• **WRITTEN INSTRUCTION**:
Which lines include the word "MSCI"? Copy each of them.

• **RECORDS TO USE**:

******

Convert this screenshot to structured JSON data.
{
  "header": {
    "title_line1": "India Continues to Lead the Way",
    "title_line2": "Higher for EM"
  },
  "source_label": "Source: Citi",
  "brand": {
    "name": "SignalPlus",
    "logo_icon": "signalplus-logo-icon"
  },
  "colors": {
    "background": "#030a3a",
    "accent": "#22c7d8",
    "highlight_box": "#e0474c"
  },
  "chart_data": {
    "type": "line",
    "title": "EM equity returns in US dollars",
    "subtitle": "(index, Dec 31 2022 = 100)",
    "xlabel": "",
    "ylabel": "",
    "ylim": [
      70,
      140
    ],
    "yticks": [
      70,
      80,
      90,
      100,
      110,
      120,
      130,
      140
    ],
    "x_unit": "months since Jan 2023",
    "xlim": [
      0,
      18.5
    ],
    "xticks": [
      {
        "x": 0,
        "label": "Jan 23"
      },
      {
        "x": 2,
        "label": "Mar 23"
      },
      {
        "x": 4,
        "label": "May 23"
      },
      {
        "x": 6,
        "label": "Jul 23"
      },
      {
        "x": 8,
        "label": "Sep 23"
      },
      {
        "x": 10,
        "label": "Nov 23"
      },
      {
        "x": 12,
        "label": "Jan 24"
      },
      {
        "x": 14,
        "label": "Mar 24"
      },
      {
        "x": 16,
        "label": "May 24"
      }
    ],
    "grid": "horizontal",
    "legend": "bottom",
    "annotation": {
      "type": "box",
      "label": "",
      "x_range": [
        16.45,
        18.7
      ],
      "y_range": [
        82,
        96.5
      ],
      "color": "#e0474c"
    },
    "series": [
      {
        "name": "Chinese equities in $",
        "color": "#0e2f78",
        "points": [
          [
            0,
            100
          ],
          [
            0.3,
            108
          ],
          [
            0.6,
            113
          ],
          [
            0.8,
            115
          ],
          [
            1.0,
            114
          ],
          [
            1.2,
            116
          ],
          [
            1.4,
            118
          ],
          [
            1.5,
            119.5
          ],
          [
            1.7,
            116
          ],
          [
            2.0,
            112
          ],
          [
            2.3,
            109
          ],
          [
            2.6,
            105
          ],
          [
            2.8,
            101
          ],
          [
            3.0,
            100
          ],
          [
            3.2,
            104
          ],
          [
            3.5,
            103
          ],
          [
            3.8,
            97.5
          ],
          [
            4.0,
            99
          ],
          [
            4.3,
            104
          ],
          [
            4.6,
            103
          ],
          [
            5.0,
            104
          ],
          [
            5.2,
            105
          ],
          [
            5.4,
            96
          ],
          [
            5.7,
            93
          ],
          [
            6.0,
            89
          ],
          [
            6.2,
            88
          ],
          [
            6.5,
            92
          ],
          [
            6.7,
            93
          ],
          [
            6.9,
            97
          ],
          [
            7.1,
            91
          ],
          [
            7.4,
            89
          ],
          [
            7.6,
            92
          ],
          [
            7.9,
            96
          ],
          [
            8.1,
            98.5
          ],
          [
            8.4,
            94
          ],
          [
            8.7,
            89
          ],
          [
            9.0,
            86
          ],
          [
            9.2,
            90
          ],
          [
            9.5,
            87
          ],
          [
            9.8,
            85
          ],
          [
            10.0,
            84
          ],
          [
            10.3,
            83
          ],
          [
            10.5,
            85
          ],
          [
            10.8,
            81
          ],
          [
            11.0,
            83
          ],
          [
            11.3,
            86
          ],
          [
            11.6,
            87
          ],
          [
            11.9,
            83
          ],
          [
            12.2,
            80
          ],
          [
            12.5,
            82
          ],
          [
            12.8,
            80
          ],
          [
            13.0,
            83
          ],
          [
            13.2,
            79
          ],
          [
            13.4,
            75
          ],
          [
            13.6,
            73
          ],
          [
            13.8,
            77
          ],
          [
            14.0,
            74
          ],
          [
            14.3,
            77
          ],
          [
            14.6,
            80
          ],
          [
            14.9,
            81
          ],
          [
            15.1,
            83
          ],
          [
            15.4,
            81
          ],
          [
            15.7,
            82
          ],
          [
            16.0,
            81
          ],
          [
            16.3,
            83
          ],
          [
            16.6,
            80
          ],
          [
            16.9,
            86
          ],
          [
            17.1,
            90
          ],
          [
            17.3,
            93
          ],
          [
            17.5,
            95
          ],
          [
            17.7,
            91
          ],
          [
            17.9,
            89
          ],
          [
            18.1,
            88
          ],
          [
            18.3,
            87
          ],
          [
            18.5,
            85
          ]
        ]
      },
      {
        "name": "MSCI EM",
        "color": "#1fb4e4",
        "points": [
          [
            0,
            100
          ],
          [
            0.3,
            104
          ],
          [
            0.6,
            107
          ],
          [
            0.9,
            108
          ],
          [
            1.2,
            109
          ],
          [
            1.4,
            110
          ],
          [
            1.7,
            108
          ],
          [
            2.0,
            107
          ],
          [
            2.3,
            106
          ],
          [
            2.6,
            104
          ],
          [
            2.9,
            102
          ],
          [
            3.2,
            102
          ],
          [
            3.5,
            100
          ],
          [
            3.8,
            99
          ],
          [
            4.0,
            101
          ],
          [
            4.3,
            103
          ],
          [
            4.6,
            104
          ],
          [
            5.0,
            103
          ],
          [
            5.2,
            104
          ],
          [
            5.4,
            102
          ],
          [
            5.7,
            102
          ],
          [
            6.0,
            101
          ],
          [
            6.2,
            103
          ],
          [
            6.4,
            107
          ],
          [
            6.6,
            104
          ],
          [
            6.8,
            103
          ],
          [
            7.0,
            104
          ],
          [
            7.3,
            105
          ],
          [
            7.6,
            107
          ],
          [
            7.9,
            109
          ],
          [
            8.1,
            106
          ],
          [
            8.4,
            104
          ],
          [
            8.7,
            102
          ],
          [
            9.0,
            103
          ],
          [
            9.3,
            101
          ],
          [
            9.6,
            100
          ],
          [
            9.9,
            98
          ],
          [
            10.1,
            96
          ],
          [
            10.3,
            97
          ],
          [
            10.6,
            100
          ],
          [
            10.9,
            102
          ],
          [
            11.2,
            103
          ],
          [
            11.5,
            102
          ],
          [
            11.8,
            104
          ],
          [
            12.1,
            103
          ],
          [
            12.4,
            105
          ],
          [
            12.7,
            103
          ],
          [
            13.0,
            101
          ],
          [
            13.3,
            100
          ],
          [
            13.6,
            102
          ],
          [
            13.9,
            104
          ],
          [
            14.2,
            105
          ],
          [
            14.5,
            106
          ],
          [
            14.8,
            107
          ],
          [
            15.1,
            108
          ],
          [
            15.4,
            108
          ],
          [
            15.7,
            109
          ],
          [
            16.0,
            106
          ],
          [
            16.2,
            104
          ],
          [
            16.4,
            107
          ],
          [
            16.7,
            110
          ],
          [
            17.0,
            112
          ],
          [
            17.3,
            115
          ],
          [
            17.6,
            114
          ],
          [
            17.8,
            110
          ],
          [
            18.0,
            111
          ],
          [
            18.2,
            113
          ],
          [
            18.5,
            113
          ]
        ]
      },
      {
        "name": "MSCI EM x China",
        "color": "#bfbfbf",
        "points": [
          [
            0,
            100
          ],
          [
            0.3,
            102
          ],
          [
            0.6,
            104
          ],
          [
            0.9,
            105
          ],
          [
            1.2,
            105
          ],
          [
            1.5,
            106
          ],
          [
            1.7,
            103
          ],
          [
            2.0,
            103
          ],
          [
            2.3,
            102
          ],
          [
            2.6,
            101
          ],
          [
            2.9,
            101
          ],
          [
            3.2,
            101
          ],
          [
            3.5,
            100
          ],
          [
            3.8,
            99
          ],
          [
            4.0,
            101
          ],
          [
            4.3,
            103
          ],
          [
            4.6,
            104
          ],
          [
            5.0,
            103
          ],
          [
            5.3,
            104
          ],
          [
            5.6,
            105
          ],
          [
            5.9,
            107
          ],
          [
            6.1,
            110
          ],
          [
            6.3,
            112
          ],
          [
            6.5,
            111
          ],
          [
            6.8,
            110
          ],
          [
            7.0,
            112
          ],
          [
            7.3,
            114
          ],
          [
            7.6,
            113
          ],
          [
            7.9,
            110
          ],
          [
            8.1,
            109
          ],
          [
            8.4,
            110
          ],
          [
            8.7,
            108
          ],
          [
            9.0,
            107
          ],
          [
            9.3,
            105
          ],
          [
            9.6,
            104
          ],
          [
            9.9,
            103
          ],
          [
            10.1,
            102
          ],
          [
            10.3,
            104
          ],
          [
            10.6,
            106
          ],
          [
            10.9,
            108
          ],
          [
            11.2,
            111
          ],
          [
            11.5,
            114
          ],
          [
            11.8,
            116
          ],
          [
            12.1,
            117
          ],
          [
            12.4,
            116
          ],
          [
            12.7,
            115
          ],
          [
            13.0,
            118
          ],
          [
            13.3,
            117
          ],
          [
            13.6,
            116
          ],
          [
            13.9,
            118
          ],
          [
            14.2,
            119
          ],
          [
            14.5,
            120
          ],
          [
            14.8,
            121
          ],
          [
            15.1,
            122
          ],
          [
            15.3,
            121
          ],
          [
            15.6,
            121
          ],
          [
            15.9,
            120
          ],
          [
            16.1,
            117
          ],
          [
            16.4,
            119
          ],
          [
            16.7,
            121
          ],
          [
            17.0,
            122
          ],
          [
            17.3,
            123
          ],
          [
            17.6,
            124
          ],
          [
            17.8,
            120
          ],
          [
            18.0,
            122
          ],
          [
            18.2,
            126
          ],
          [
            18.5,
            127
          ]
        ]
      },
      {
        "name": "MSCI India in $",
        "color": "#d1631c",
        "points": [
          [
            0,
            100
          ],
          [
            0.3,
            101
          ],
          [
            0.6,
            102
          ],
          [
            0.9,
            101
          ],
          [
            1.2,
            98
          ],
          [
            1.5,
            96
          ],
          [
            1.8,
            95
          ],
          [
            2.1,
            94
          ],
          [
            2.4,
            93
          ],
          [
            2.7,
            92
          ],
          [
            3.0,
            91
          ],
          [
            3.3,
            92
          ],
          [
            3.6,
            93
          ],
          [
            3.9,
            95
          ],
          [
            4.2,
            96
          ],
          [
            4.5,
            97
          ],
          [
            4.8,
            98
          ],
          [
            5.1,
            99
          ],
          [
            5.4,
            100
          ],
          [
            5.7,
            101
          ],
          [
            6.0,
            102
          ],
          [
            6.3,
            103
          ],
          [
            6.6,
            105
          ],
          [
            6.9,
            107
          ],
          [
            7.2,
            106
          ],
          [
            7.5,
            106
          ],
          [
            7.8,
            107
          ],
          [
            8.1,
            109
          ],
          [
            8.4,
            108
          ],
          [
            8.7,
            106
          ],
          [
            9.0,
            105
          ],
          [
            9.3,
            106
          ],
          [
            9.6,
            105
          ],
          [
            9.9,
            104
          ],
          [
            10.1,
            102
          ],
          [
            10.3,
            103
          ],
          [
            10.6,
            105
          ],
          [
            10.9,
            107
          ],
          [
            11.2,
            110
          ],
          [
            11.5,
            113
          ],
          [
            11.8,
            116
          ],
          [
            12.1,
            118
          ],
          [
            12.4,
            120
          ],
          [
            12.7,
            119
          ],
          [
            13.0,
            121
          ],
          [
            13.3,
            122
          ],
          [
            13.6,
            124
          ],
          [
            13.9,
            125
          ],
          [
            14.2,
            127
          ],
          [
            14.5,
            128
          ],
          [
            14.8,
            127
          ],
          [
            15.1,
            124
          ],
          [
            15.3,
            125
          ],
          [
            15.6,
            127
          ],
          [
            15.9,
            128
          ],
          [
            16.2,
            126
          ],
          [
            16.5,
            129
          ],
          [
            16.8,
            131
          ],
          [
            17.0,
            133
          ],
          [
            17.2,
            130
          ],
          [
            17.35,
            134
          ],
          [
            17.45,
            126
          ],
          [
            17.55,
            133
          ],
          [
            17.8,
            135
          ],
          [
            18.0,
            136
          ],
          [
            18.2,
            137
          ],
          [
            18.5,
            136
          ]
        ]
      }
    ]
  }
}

******

• **RESULT**:
        "name": "MSCI EM",
        "name": "MSCI EM x China",
        "name": "MSCI India in $",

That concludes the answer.